▶ _REQUEST_
Using the data below, gather each line that includes the word "true".

▶ _RECORDS SUPPLIED_
------------
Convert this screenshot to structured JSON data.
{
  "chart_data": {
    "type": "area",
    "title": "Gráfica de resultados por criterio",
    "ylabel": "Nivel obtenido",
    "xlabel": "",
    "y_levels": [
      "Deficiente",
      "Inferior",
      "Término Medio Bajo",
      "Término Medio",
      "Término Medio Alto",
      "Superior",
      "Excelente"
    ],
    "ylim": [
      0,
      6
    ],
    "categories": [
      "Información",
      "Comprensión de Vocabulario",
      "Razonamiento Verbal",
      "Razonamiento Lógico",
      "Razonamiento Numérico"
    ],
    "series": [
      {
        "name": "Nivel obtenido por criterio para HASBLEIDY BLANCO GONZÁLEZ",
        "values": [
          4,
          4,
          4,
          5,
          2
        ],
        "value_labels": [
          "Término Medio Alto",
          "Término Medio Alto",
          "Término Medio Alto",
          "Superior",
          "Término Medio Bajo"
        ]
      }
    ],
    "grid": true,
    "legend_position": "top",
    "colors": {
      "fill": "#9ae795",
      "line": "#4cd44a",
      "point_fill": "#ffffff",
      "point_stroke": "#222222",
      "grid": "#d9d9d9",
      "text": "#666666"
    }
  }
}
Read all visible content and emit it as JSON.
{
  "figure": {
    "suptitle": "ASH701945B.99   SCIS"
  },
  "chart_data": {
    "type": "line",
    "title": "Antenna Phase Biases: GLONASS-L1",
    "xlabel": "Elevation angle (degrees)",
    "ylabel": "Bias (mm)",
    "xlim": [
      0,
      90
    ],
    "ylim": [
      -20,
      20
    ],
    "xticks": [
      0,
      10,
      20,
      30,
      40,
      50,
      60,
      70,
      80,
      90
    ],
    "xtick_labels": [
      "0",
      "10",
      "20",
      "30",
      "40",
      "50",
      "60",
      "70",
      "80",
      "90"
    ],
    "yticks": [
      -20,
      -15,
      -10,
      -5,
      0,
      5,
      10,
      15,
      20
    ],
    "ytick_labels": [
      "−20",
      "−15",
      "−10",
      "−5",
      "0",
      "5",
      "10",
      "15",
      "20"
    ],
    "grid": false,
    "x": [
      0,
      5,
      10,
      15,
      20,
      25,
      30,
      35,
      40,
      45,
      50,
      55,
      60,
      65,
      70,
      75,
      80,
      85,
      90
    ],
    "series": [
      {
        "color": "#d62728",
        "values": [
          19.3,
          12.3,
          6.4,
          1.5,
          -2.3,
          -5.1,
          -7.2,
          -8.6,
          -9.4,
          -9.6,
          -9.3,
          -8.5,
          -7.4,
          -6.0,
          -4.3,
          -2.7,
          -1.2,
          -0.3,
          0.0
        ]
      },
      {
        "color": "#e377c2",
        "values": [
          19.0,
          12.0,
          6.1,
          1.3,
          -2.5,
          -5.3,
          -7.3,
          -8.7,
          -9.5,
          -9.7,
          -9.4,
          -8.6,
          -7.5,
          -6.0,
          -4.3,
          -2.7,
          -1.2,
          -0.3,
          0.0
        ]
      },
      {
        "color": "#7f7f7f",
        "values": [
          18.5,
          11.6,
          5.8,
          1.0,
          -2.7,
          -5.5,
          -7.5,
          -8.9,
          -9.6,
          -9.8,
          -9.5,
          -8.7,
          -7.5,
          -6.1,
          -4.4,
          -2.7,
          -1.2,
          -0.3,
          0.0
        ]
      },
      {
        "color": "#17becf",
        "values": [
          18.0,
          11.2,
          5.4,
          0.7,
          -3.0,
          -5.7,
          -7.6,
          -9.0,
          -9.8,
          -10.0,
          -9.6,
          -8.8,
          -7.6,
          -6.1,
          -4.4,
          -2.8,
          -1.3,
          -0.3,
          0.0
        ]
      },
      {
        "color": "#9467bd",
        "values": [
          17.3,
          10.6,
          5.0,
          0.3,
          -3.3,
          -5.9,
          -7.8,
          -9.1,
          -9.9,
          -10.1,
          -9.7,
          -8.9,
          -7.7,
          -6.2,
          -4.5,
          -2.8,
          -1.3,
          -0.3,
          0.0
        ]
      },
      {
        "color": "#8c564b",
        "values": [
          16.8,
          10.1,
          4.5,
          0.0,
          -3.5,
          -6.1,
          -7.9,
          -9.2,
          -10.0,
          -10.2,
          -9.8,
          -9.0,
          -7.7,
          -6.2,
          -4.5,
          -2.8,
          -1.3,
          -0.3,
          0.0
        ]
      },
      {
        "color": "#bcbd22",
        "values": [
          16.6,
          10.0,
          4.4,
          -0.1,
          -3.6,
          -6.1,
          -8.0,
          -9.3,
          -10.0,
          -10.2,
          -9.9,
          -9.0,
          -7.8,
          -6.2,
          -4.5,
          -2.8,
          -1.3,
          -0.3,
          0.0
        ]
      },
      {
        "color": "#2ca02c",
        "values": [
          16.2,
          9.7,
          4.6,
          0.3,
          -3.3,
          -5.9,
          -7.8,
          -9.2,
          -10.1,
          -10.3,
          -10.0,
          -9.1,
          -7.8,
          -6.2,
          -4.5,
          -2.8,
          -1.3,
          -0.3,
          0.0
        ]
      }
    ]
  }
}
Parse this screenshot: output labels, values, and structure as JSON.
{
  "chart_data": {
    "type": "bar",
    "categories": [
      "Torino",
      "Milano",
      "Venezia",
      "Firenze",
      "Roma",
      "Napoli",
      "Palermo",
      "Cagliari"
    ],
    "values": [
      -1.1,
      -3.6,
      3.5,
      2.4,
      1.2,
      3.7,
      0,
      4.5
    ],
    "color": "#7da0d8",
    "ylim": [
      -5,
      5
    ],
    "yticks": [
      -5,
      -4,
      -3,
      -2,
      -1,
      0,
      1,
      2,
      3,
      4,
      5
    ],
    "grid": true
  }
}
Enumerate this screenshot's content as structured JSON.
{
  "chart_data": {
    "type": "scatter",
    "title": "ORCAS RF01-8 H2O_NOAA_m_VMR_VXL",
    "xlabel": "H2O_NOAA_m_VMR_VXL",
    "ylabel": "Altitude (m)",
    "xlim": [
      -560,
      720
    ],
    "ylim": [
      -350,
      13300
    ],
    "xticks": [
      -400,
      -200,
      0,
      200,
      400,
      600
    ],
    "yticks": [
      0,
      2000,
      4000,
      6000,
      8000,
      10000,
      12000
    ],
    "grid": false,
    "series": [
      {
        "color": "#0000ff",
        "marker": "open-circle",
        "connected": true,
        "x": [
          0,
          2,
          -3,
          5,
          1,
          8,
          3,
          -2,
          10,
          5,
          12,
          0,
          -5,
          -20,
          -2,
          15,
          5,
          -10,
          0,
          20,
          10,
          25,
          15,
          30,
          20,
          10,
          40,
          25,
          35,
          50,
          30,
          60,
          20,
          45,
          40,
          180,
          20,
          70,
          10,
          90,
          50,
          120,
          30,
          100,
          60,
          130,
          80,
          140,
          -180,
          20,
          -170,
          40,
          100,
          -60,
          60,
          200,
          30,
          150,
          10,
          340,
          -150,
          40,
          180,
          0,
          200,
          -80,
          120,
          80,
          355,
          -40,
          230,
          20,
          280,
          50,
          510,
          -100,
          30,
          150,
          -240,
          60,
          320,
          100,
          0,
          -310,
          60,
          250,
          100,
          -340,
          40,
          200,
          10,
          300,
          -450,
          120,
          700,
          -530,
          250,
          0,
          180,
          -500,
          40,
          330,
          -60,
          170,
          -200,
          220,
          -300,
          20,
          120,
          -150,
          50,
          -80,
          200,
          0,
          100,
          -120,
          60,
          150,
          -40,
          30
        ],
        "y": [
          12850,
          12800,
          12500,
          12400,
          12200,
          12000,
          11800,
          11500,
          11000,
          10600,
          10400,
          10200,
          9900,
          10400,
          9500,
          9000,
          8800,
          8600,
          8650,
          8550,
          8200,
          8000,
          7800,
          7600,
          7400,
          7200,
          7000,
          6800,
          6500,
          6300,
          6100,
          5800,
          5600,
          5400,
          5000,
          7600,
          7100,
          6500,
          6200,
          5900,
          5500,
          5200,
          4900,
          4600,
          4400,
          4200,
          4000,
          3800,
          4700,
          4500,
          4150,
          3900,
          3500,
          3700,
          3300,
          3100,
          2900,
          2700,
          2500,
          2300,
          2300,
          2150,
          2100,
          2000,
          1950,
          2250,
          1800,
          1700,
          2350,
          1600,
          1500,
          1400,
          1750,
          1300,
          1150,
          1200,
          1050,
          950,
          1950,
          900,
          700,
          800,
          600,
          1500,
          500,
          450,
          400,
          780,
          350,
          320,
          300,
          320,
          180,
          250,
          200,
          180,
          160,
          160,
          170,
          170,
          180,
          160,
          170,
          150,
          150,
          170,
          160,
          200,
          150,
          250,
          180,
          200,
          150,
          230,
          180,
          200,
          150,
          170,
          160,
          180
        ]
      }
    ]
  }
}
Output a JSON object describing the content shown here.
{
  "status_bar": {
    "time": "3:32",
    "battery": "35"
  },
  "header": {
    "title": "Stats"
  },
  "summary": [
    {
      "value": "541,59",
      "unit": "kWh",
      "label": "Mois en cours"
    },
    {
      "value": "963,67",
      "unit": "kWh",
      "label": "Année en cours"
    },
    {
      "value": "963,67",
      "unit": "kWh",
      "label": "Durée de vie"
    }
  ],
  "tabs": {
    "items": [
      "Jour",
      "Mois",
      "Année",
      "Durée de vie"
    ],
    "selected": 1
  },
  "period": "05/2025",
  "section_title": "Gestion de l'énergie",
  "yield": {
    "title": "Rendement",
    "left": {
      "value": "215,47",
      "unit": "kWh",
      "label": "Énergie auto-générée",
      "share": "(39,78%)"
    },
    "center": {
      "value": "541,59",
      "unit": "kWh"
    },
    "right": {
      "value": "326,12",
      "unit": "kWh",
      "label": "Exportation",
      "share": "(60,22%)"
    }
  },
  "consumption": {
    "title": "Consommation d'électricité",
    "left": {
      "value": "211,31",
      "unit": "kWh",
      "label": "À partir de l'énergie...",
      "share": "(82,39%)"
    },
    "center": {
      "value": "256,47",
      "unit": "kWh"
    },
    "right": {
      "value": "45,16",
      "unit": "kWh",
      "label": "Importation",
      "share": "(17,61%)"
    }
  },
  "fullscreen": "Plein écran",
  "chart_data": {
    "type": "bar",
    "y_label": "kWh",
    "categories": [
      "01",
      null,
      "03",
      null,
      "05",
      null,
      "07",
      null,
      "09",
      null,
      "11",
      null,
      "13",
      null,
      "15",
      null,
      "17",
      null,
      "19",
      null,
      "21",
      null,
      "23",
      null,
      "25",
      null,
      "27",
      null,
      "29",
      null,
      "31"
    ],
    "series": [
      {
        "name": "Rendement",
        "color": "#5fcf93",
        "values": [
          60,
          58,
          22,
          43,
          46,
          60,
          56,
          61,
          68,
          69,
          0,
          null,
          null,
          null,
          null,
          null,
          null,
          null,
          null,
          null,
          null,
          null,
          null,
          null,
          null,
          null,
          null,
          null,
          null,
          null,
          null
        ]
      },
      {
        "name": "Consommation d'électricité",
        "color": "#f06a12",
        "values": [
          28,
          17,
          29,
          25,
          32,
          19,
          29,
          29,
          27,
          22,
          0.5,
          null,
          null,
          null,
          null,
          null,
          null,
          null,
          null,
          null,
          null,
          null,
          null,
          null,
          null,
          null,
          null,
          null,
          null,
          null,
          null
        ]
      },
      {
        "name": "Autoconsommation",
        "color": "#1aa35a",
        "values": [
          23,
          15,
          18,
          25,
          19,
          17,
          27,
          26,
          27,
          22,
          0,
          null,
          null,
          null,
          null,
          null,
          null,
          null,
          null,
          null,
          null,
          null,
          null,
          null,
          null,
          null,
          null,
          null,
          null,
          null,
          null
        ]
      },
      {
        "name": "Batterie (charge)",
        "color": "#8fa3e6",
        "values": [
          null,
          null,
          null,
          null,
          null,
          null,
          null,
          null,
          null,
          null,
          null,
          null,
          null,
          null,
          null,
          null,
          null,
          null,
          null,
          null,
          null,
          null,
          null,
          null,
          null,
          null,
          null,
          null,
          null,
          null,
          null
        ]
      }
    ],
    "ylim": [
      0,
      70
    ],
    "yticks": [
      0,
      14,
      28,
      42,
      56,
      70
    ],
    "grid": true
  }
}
------------
▶ _SOLUTION TO THIS TASK_
    "grid": true,
    "grid": true
        "connected": true,
    "grid": true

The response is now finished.